• Data listing:
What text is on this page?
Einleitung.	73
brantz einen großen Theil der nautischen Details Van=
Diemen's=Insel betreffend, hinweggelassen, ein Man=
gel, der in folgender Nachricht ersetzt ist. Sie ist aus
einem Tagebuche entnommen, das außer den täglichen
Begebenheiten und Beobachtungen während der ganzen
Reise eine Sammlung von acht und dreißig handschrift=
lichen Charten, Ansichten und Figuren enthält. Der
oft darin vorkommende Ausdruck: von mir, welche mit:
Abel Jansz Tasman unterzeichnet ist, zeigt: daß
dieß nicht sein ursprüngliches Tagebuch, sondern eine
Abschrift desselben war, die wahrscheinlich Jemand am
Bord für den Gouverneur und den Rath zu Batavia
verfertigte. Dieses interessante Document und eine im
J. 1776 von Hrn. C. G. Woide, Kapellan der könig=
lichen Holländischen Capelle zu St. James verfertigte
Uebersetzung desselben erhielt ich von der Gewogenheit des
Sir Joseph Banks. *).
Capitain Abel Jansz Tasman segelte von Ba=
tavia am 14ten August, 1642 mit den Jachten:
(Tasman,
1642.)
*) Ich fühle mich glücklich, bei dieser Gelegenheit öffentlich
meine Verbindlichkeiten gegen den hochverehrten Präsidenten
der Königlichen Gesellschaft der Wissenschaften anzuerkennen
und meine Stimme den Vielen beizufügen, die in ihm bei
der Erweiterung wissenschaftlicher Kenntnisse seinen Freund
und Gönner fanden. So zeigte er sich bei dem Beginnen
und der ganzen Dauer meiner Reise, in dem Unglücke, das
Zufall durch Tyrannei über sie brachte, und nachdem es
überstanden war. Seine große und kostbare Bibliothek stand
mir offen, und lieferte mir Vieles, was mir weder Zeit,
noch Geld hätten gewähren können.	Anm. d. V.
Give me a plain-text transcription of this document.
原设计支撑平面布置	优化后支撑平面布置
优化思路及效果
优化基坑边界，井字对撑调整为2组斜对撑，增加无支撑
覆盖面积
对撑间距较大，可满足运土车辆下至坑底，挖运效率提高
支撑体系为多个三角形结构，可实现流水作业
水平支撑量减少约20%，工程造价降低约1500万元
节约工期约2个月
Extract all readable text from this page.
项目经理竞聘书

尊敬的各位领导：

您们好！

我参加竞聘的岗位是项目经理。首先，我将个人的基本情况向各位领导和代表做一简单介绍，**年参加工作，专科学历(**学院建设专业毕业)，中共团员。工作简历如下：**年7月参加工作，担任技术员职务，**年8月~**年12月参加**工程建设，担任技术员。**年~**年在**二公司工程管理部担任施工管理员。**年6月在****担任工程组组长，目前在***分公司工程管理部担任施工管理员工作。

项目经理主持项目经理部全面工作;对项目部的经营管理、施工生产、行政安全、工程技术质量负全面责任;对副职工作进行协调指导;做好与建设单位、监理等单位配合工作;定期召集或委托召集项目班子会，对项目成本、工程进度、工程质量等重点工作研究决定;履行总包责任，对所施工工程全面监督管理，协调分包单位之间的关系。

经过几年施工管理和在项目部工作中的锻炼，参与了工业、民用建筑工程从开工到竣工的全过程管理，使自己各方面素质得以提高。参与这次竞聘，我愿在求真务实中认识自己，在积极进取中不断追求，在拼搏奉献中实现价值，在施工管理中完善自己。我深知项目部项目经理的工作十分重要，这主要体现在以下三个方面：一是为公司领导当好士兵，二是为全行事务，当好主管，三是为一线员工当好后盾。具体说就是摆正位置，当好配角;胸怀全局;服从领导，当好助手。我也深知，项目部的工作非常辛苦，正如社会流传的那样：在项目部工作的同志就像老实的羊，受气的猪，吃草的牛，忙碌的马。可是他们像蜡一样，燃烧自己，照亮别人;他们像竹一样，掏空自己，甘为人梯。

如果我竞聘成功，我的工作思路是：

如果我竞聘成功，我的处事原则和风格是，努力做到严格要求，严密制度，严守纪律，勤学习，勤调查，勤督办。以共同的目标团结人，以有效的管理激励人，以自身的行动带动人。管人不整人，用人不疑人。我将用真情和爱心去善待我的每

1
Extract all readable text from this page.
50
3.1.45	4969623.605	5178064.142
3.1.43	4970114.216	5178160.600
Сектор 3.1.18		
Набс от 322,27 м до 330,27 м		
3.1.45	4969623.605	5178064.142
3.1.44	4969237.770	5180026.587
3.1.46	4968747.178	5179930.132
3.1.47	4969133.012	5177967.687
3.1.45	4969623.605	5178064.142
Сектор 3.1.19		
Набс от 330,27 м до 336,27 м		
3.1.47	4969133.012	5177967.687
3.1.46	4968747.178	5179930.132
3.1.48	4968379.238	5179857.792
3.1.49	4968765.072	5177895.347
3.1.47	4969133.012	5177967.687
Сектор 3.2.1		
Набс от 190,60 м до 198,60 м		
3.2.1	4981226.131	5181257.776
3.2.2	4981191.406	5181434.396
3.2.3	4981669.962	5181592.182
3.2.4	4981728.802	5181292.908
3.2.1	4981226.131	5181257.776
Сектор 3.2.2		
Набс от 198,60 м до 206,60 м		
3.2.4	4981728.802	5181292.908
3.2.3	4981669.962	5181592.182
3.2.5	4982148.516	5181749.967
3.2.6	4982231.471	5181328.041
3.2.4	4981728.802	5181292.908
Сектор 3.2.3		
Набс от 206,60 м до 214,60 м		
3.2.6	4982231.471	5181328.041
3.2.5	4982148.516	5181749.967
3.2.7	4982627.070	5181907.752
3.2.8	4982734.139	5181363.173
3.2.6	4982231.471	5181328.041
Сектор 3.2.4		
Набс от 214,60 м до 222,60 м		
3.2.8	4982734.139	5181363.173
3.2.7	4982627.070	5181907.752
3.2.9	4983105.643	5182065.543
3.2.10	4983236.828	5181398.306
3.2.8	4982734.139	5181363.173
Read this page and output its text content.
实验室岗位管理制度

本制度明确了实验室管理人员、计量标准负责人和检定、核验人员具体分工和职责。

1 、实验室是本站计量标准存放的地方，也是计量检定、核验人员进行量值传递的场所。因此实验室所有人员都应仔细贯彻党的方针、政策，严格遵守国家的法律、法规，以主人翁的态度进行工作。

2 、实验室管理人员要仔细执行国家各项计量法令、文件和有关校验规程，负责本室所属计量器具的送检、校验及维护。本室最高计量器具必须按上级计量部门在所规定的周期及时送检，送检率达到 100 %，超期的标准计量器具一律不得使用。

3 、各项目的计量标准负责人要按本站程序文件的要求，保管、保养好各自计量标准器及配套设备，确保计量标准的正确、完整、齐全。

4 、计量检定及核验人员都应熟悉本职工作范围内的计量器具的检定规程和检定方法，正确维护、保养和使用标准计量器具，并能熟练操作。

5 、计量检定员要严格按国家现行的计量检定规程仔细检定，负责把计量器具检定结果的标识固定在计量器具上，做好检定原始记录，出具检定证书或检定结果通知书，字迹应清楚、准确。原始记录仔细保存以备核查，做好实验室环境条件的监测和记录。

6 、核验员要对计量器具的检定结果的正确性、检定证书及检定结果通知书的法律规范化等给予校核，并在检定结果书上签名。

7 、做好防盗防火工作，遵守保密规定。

• Exercise prompt:
Your answer should be a single number: the count of lines in the data that include the word "Jansz".

• The completed task:
2